Output all records precisely as written.

[Entries with figure data]
==============================

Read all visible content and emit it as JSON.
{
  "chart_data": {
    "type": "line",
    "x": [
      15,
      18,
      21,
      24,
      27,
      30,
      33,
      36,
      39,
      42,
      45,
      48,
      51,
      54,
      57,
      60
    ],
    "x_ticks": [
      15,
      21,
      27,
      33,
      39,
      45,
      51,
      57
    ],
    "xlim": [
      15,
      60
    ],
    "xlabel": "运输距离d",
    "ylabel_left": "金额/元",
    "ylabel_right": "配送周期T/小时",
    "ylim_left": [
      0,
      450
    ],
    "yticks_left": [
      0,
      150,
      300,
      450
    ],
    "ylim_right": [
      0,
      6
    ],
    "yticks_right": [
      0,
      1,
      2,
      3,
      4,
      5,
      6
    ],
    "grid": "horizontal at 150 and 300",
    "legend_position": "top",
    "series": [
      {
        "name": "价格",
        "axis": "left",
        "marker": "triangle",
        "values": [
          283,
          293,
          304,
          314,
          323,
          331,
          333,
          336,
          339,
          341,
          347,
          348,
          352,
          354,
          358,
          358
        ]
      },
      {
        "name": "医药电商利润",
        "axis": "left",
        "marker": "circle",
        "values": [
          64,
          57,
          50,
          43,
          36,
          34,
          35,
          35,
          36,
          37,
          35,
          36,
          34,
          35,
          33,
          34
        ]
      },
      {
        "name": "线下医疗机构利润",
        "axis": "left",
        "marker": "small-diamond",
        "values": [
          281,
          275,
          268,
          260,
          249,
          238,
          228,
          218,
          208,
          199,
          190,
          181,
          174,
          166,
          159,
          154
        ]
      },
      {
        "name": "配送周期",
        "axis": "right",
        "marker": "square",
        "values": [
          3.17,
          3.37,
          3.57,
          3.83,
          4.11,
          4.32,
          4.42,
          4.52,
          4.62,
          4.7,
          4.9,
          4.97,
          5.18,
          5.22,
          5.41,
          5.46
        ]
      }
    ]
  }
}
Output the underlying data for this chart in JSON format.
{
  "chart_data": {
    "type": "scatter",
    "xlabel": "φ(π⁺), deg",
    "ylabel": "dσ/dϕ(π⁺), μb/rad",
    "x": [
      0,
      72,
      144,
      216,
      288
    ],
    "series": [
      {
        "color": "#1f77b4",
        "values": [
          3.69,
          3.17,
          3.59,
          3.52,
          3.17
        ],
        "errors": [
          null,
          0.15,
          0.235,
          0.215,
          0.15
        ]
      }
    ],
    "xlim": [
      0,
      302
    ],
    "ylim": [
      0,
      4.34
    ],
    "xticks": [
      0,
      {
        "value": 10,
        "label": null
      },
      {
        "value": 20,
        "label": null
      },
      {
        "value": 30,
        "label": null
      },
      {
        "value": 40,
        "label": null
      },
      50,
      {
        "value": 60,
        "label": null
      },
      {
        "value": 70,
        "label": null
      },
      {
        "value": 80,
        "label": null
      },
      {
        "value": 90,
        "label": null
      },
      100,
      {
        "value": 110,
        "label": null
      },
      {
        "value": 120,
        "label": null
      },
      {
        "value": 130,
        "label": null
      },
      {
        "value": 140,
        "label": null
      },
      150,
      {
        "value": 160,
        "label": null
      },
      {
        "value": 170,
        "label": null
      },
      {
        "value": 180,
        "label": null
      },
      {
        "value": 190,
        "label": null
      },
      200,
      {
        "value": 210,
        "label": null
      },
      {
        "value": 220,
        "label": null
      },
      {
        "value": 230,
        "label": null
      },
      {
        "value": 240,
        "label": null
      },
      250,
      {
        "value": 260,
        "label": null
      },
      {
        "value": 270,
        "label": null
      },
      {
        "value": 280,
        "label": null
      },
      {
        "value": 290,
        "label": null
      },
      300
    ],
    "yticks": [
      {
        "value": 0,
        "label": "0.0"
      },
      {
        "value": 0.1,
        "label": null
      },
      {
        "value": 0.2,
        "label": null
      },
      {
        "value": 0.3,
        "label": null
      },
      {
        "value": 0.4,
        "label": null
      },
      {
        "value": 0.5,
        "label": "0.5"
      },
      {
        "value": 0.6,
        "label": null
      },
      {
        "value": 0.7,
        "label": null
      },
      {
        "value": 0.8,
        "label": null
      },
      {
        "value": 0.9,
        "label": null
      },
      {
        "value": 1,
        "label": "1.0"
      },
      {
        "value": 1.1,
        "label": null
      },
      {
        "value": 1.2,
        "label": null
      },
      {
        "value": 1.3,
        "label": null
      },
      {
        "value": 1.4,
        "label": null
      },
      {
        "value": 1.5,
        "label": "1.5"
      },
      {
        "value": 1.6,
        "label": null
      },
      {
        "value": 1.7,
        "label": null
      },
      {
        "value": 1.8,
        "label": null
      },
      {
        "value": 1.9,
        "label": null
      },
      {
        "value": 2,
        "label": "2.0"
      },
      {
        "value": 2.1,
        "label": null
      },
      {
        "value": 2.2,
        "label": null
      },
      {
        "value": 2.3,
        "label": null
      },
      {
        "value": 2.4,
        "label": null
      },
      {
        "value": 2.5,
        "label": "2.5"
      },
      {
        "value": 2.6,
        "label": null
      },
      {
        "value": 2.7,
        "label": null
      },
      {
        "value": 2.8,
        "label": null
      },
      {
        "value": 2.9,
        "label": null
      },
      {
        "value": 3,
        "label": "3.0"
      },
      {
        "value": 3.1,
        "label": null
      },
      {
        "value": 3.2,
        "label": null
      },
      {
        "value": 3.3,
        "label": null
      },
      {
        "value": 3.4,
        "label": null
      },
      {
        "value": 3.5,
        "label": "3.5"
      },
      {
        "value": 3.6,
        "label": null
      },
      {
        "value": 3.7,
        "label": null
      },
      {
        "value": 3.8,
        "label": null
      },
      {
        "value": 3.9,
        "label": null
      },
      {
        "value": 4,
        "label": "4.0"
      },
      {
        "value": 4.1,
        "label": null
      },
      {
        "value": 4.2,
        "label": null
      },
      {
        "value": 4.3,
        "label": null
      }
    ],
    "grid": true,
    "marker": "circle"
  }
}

==============================

_RESULT OF THIS EXERCISE_
Read all visible content and emit it as JSON.
{
  "chart_data": {
    "type": "line",
    "x": [
      15,
      18,
      21,
      24,
      27,
      30,
      33,
      36,
      39,
      42,
      45,
      48,
      51,
      54,
      57,
      60
    ],
    "x_ticks": [
      15,
      21,
      27,
      33,
      39,
      45,
      51,
      57
    ],
    "xlim": [
      15,
      60
    ],
    "xlabel": "运输距离d",
    "ylabel_left": "金额/元",
    "ylabel_right": "配送周期T/小时",
    "ylim_left": [
      0,
      450
    ],
    "yticks_left": [
      0,
      150,
      300,
      450
    ],
    "ylim_right": [
      0,
      6
    ],
    "yticks_right": [
      0,
      1,
      2,
      3,
      4,
      5,
      6
    ],
    "grid": "horizontal at 150 and 300",
    "legend_position": "top",
    "series": [
      {
        "name": "价格",
        "axis": "left",
        "marker": "triangle",
        "values": [
          283,
          293,
          304,
          314,
          323,
          331,
          333,
          336,
          339,
          341,
          347,
          348,
          352,
          354,
          358,
          358
        ]
      },
      {
        "name": "医药电商利润",
        "axis": "left",
        "marker": "circle",
        "values": [
          64,
          57,
          50,
          43,
          36,
          34,
          35,
          35,
          36,
          37,
          35,
          36,
          34,
          35,
          33,
          34
        ]
      },
      {
        "name": "线下医疗机构利润",
        "axis": "left",
        "marker": "small-diamond",
        "values": [
          281,
          275,
          268,
          260,
          249,
          238,
          228,
          218,
          208,
          199,
          190,
          181,
          174,
          166,
          159,
          154
        ]
      },
      {
        "name": "配送周期",
        "axis": "right",
        "marker": "square",
        "values": [
          3.17,
          3.37,
          3.57,
          3.83,
          4.11,
          4.32,
          4.42,
          4.52,
          4.62,
          4.7,
          4.9,
          4.97,
          5.18,
          5.22,
          5.41,
          5.46
        ]
      }
    ]
  }
}
Output the underlying data for this chart in JSON format.
{
  "chart_data": {
    "type": "scatter",
    "xlabel": "φ(π⁺), deg",
    "ylabel": "dσ/dϕ(π⁺), μb/rad",
    "x": [
      0,
      72,
      144,
      216,
      288
    ],
    "series": [
      {
        "color": "#1f77b4",
        "values": [
          3.69,
          3.17,
          3.59,
          3.52,
          3.17
        ],
        "errors": [
          null,
          0.15,
          0.235,
          0.215,
          0.15
        ]
      }
    ],
    "xlim": [
      0,
      302
    ],
    "ylim": [
      0,
      4.34
    ],
    "xticks": [
      0,
      {
        "value": 10,
        "label": null
      },
      {
        "value": 20,
        "label": null
      },
      {
        "value": 30,
        "label": null
      },
      {
        "value": 40,
        "label": null
      },
      50,
      {
        "value": 60,
        "label": null
      },
      {
        "value": 70,
        "label": null
      },
      {
        "value": 80,
        "label": null
      },
      {
        "value": 90,
        "label": null
      },
      100,
      {
        "value": 110,
        "label": null
      },
      {
        "value": 120,
        "label": null
      },
      {
        "value": 130,
        "label": null
      },
      {
        "value": 140,
        "label": null
      },
      150,
      {
        "value": 160,
        "label": null
      },
      {
        "value": 170,
        "label": null
      },
      {
        "value": 180,
        "label": null
      },
      {
        "value": 190,
        "label": null
      },
      200,
      {
        "value": 210,
        "label": null
      },
      {
        "value": 220,
        "label": null
      },
      {
        "value": 230,
        "label": null
      },
      {
        "value": 240,
        "label": null
      },
      250,
      {
        "value": 260,
        "label": null
      },
      {
        "value": 270,
        "label": null
      },
      {
        "value": 280,
        "label": null
      },
      {
        "value": 290,
        "label": null
      },
      300
    ],
    "yticks": [
      {
        "value": 0,
        "label": "0.0"
      },
      {
        "value": 0.1,
        "label": null
      },
      {
        "value": 0.2,
        "label": null
      },
      {
        "value": 0.3,
        "label": null
      },
      {
        "value": 0.4,
        "label": null
      },
      {
        "value": 0.5,
        "label": "0.5"
      },
      {
        "value": 0.6,
        "label": null
      },
      {
        "value": 0.7,
        "label": null
      },
      {
        "value": 0.8,
        "label": null
      },
      {
        "value": 0.9,
        "label": null
      },
      {
        "value": 1,
        "label": "1.0"
      },
      {
        "value": 1.1,
        "label": null
      },
      {
        "value": 1.2,
        "label": null
      },
      {
        "value": 1.3,
        "label": null
      },
      {
        "value": 1.4,
        "label": null
      },
      {
        "value": 1.5,
        "label": "1.5"
      },
      {
        "value": 1.6,
        "label": null
      },
      {
        "value": 1.7,
        "label": null
      },
      {
        "value": 1.8,
        "label": null
      },
      {
        "value": 1.9,
        "label": null
      },
      {
        "value": 2,
        "label": "2.0"
      },
      {
        "value": 2.1,
        "label": null
      },
      {
        "value": 2.2,
        "label": null
      },
      {
        "value": 2.3,
        "label": null
      },
      {
        "value": 2.4,
        "label": null
      },
      {
        "value": 2.5,
        "label": "2.5"
      },
      {
        "value": 2.6,
        "label": null
      },
      {
        "value": 2.7,
        "label": null
      },
      {
        "value": 2.8,
        "label": null
      },
      {
        "value": 2.9,
        "label": null
      },
      {
        "value": 3,
        "label": "3.0"
      },
      {
        "value": 3.1,
        "label": null
      },
      {
        "value": 3.2,
        "label": null
      },
      {
        "value": 3.3,
        "label": null
      },
      {
        "value": 3.4,
        "label": null
      },
      {
        "value": 3.5,
        "label": "3.5"
      },
      {
        "value": 3.6,
        "label": null
      },
      {
        "value": 3.7,
        "label": null
      },
      {
        "value": 3.8,
        "label": null
      },
      {
        "value": 3.9,
        "label": null
      },
      {
        "value": 4,
        "label": "4.0"
      },
      {
        "value": 4.1,
        "label": null
      },
      {
        "value": 4.2,
        "label": null
      },
      {
        "value": 4.3,
        "label": null
      }
    ],
    "grid": true,
    "marker": "circle"
  }
}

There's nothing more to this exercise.